- [Material for this task]
==*==
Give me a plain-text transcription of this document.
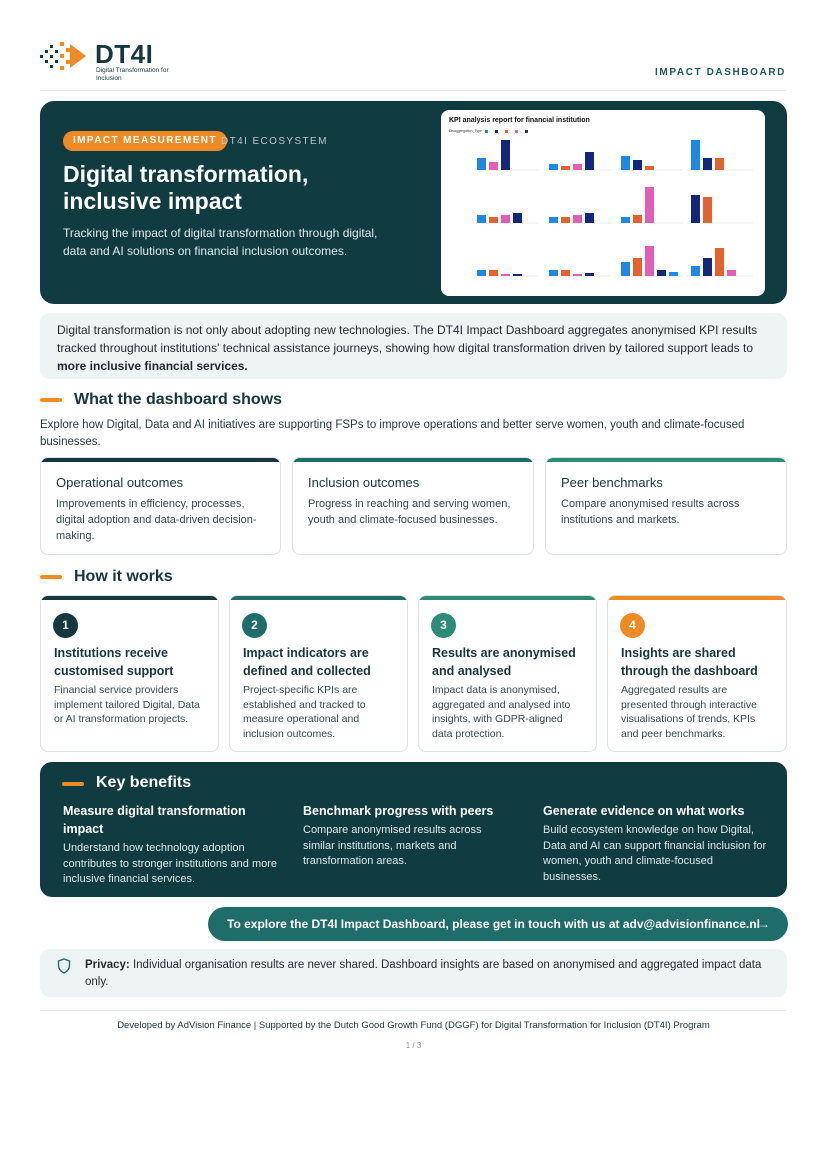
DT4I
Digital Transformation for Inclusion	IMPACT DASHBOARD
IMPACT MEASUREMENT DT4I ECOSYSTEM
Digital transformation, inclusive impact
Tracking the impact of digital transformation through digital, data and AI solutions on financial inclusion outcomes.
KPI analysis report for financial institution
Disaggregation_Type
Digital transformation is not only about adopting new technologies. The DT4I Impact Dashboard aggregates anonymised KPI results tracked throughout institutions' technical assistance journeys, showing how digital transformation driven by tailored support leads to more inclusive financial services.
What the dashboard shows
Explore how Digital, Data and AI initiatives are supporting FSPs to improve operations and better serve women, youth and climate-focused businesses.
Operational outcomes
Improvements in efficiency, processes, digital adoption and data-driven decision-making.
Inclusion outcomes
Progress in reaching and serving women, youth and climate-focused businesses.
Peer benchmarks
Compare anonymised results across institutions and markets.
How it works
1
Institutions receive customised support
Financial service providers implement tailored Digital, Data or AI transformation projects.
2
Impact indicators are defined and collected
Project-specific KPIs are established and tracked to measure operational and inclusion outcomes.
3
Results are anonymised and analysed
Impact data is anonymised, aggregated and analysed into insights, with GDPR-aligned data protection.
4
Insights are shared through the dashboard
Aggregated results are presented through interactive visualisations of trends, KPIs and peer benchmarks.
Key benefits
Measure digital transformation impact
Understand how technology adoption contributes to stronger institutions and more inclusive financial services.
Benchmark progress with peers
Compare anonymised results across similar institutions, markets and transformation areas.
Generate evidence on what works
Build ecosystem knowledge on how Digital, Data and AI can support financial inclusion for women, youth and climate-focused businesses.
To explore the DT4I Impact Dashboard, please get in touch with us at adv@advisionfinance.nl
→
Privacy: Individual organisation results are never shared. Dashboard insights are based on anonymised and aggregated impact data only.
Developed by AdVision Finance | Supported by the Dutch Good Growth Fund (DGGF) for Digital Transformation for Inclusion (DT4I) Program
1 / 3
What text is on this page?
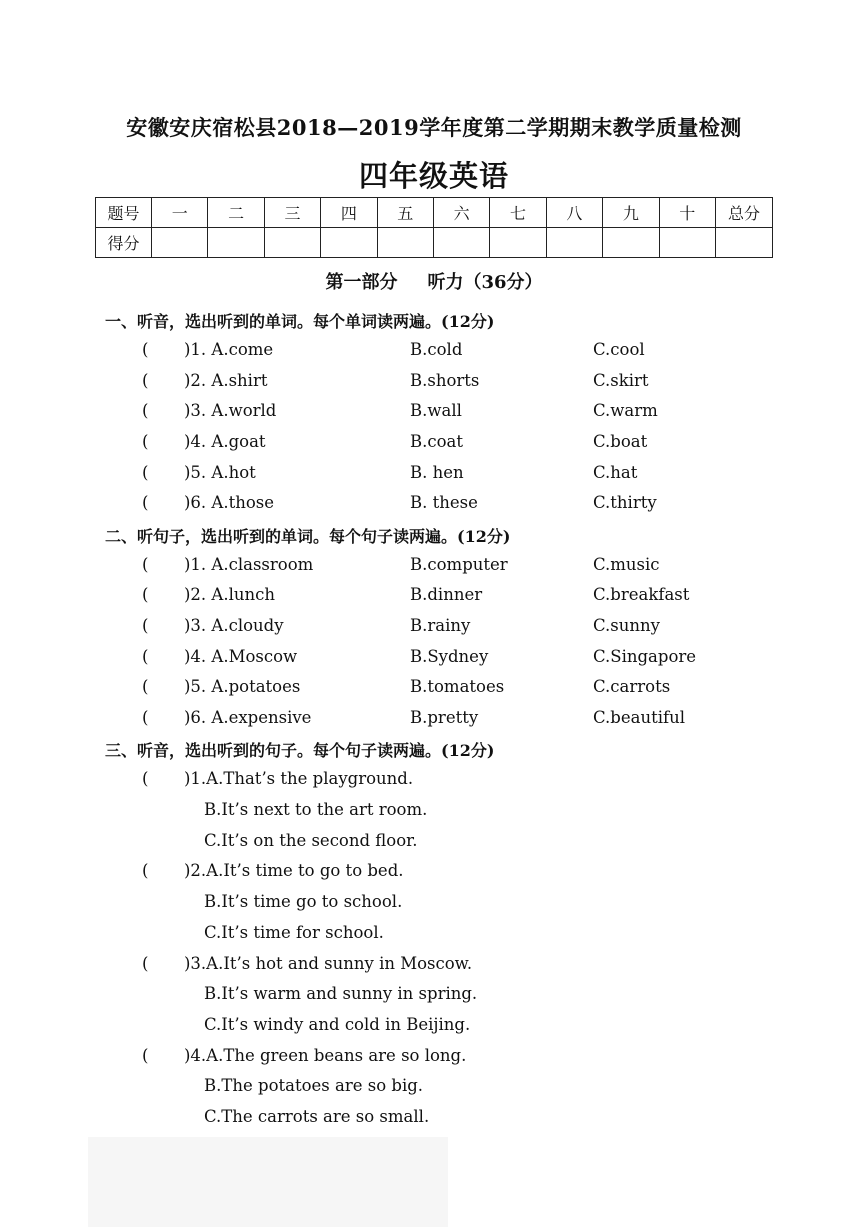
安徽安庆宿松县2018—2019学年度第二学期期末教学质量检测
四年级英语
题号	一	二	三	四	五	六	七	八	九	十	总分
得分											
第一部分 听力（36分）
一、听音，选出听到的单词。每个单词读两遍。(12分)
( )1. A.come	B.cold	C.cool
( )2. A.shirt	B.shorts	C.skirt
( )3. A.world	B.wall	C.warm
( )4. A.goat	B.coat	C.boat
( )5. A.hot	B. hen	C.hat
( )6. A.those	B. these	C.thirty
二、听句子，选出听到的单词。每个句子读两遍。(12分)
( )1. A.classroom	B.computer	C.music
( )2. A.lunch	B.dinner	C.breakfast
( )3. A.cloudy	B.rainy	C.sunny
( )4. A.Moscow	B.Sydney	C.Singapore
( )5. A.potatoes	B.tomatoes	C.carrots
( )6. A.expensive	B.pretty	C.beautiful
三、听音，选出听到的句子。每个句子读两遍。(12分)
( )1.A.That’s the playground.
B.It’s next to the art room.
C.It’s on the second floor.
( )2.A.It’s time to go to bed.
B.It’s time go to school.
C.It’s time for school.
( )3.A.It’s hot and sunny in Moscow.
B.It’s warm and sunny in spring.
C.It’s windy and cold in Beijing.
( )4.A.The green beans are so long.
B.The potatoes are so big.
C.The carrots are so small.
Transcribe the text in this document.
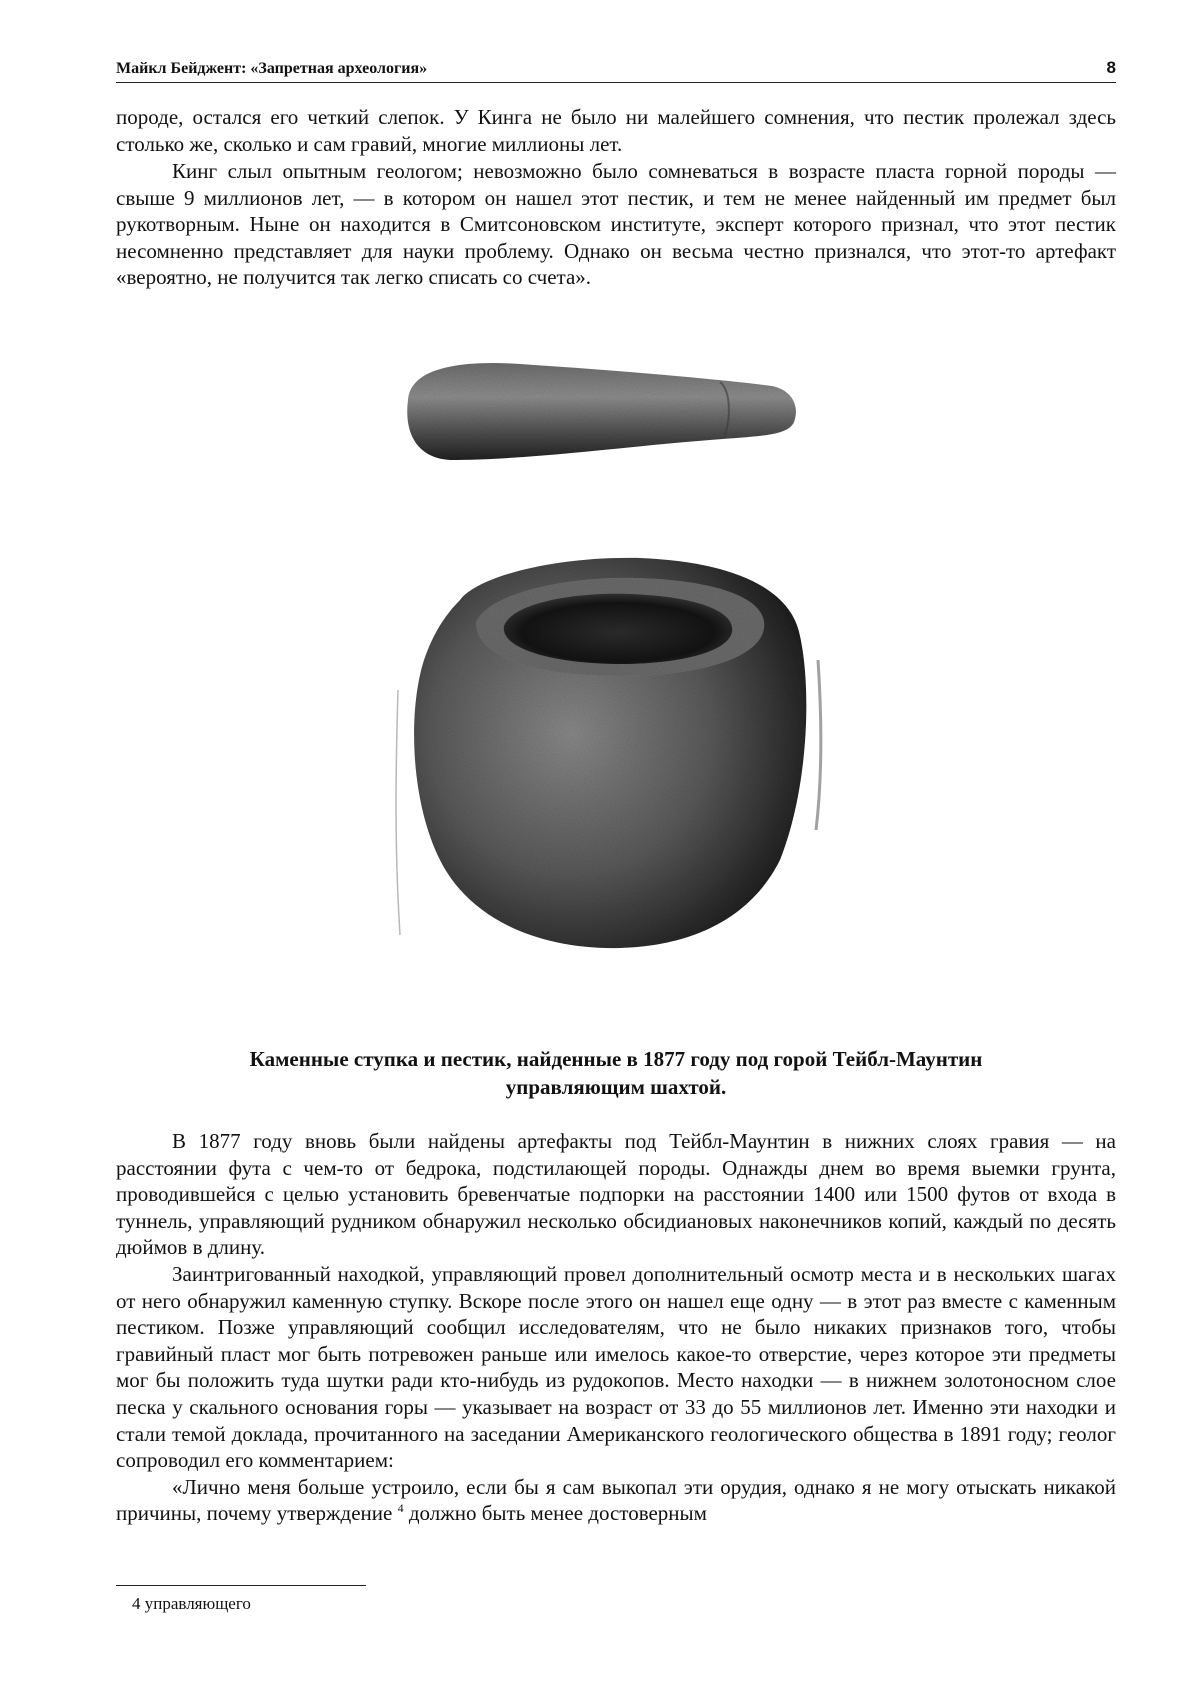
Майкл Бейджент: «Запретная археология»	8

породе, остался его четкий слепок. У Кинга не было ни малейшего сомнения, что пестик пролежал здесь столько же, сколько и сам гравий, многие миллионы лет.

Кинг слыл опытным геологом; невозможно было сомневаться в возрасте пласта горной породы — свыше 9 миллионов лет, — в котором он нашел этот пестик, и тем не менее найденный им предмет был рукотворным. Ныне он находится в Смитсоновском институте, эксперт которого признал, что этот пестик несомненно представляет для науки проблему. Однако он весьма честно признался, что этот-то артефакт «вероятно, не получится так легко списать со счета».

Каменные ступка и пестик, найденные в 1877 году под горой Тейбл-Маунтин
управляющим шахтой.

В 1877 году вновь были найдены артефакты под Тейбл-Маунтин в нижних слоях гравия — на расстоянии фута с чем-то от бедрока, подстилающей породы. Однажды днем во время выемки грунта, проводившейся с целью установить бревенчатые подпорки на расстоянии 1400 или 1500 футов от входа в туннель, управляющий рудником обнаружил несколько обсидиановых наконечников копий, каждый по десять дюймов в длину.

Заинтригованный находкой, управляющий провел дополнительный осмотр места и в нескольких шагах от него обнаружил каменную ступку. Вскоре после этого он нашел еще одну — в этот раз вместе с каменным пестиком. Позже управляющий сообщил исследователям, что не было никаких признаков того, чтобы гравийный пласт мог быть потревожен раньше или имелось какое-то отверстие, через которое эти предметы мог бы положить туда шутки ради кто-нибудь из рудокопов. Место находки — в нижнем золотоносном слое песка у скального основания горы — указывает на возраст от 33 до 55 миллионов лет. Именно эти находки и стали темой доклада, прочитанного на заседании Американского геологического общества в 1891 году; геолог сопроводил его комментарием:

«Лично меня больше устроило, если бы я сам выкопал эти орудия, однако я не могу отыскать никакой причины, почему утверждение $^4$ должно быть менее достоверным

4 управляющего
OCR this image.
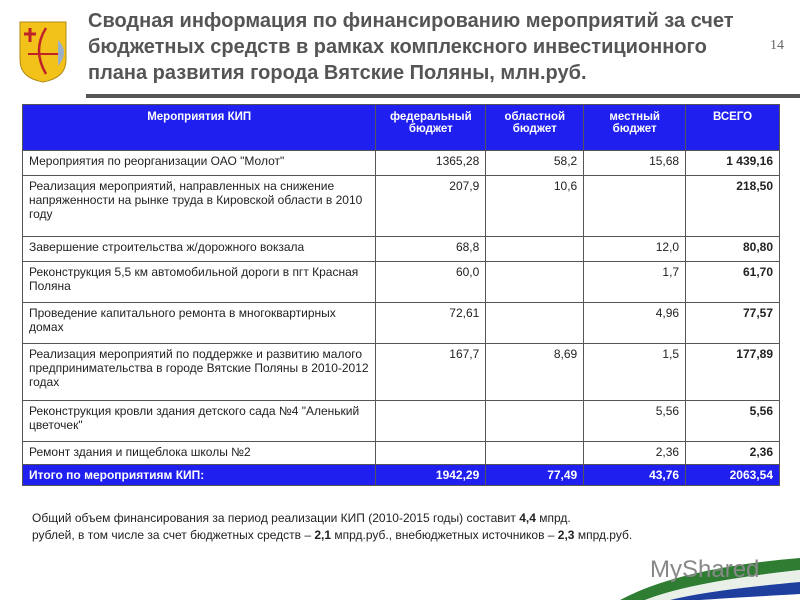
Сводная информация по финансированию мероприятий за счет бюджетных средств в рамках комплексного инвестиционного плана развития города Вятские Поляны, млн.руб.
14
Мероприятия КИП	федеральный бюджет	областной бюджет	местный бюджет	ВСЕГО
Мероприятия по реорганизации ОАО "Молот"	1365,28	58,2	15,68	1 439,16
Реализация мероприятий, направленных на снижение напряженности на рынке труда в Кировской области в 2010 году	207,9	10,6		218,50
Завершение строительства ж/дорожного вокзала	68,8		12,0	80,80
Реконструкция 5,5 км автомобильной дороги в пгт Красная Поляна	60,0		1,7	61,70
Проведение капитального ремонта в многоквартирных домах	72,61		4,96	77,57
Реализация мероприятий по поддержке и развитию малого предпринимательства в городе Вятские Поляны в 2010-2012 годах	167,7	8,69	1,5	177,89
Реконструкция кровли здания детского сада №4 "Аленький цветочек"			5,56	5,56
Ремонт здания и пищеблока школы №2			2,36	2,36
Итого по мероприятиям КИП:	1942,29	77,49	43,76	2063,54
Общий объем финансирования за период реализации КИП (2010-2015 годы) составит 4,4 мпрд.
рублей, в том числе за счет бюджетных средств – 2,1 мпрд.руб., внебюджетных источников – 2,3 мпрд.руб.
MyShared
==*==
Leave the images out and output the remaining material exactly as it stands.

Give me a plain-text transcription of this document.
DT4I
Digital Transformation for Inclusion	IMPACT DASHBOARD
IMPACT MEASUREMENT DT4I ECOSYSTEM
Digital transformation, inclusive impact
Tracking the impact of digital transformation through digital, data and AI solutions on financial inclusion outcomes.
KPI analysis report for financial institution
Disaggregation_Type
Digital transformation is not only about adopting new technologies. The DT4I Impact Dashboard aggregates anonymised KPI results tracked throughout institutions' technical assistance journeys, showing how digital transformation driven by tailored support leads to more inclusive financial services.
What the dashboard shows
Explore how Digital, Data and AI initiatives are supporting FSPs to improve operations and better serve women, youth and climate-focused businesses.
Operational outcomes
Improvements in efficiency, processes, digital adoption and data-driven decision-making.
Inclusion outcomes
Progress in reaching and serving women, youth and climate-focused businesses.
Peer benchmarks
Compare anonymised results across institutions and markets.
How it works
1
Institutions receive customised support
Financial service providers implement tailored Digital, Data or AI transformation projects.
2
Impact indicators are defined and collected
Project-specific KPIs are established and tracked to measure operational and inclusion outcomes.
3
Results are anonymised and analysed
Impact data is anonymised, aggregated and analysed into insights, with GDPR-aligned data protection.
4
Insights are shared through the dashboard
Aggregated results are presented through interactive visualisations of trends, KPIs and peer benchmarks.
Key benefits
Measure digital transformation impact
Understand how technology adoption contributes to stronger institutions and more inclusive financial services.
Benchmark progress with peers
Compare anonymised results across similar institutions, markets and transformation areas.
Generate evidence on what works
Build ecosystem knowledge on how Digital, Data and AI can support financial inclusion for women, youth and climate-focused businesses.
To explore the DT4I Impact Dashboard, please get in touch with us at adv@advisionfinance.nl
→
Privacy: Individual organisation results are never shared. Dashboard insights are based on anonymised and aggregated impact data only.
Developed by AdVision Finance | Supported by the Dutch Good Growth Fund (DGGF) for Digital Transformation for Inclusion (DT4I) Program
1 / 3
What text is on this page?
安徽安庆宿松县2018—2019学年度第二学期期末教学质量检测
四年级英语
题号	一	二	三	四	五	六	七	八	九	十	总分
得分											
第一部分 听力（36分）
一、听音，选出听到的单词。每个单词读两遍。(12分)
( )1. A.come	B.cold	C.cool
( )2. A.shirt	B.shorts	C.skirt
( )3. A.world	B.wall	C.warm
( )4. A.goat	B.coat	C.boat
( )5. A.hot	B. hen	C.hat
( )6. A.those	B. these	C.thirty
二、听句子，选出听到的单词。每个句子读两遍。(12分)
( )1. A.classroom	B.computer	C.music
( )2. A.lunch	B.dinner	C.breakfast
( )3. A.cloudy	B.rainy	C.sunny
( )4. A.Moscow	B.Sydney	C.Singapore
( )5. A.potatoes	B.tomatoes	C.carrots
( )6. A.expensive	B.pretty	C.beautiful
三、听音，选出听到的句子。每个句子读两遍。(12分)
( )1.A.That’s the playground.
B.It’s next to the art room.
C.It’s on the second floor.
( )2.A.It’s time to go to bed.
B.It’s time go to school.
C.It’s time for school.
( )3.A.It’s hot and sunny in Moscow.
B.It’s warm and sunny in spring.
C.It’s windy and cold in Beijing.
( )4.A.The green beans are so long.
B.The potatoes are so big.
C.The carrots are so small.
Transcribe the text in this document.
Майкл Бейджент: «Запретная археология»	8

породе, остался его четкий слепок. У Кинга не было ни малейшего сомнения, что пестик пролежал здесь столько же, сколько и сам гравий, многие миллионы лет.

Кинг слыл опытным геологом; невозможно было сомневаться в возрасте пласта горной породы — свыше 9 миллионов лет, — в котором он нашел этот пестик, и тем не менее найденный им предмет был рукотворным. Ныне он находится в Смитсоновском институте, эксперт которого признал, что этот пестик несомненно представляет для науки проблему. Однако он весьма честно признался, что этот-то артефакт «вероятно, не получится так легко списать со счета».

Каменные ступка и пестик, найденные в 1877 году под горой Тейбл-Маунтин
управляющим шахтой.

В 1877 году вновь были найдены артефакты под Тейбл-Маунтин в нижних слоях гравия — на расстоянии фута с чем-то от бедрока, подстилающей породы. Однажды днем во время выемки грунта, проводившейся с целью установить бревенчатые подпорки на расстоянии 1400 или 1500 футов от входа в туннель, управляющий рудником обнаружил несколько обсидиановых наконечников копий, каждый по десять дюймов в длину.

Заинтригованный находкой, управляющий провел дополнительный осмотр места и в нескольких шагах от него обнаружил каменную ступку. Вскоре после этого он нашел еще одну — в этот раз вместе с каменным пестиком. Позже управляющий сообщил исследователям, что не было никаких признаков того, чтобы гравийный пласт мог быть потревожен раньше или имелось какое-то отверстие, через которое эти предметы мог бы положить туда шутки ради кто-нибудь из рудокопов. Место находки — в нижнем золотоносном слое песка у скального основания горы — указывает на возраст от 33 до 55 миллионов лет. Именно эти находки и стали темой доклада, прочитанного на заседании Американского геологического общества в 1891 году; геолог сопроводил его комментарием:

«Лично меня больше устроило, если бы я сам выкопал эти орудия, однако я не могу отыскать никакой причины, почему утверждение $^4$ должно быть менее достоверным

4 управляющего
OCR this image.
Сводная информация по финансированию мероприятий за счет бюджетных средств в рамках комплексного инвестиционного плана развития города Вятские Поляны, млн.руб.
14
Мероприятия КИП	федеральный бюджет	областной бюджет	местный бюджет	ВСЕГО
Мероприятия по реорганизации ОАО "Молот"	1365,28	58,2	15,68	1 439,16
Реализация мероприятий, направленных на снижение напряженности на рынке труда в Кировской области в 2010 году	207,9	10,6		218,50
Завершение строительства ж/дорожного вокзала	68,8		12,0	80,80
Реконструкция 5,5 км автомобильной дороги в пгт Красная Поляна	60,0		1,7	61,70
Проведение капитального ремонта в многоквартирных домах	72,61		4,96	77,57
Реализация мероприятий по поддержке и развитию малого предпринимательства в городе Вятские Поляны в 2010-2012 годах	167,7	8,69	1,5	177,89
Реконструкция кровли здания детского сада №4 "Аленький цветочек"			5,56	5,56
Ремонт здания и пищеблока школы №2			2,36	2,36
Итого по мероприятиям КИП:	1942,29	77,49	43,76	2063,54
Общий объем финансирования за период реализации КИП (2010-2015 годы) составит 4,4 мпрд.
рублей, в том числе за счет бюджетных средств – 2,1 мпрд.руб., внебюджетных источников – 2,3 мпрд.руб.
MyShared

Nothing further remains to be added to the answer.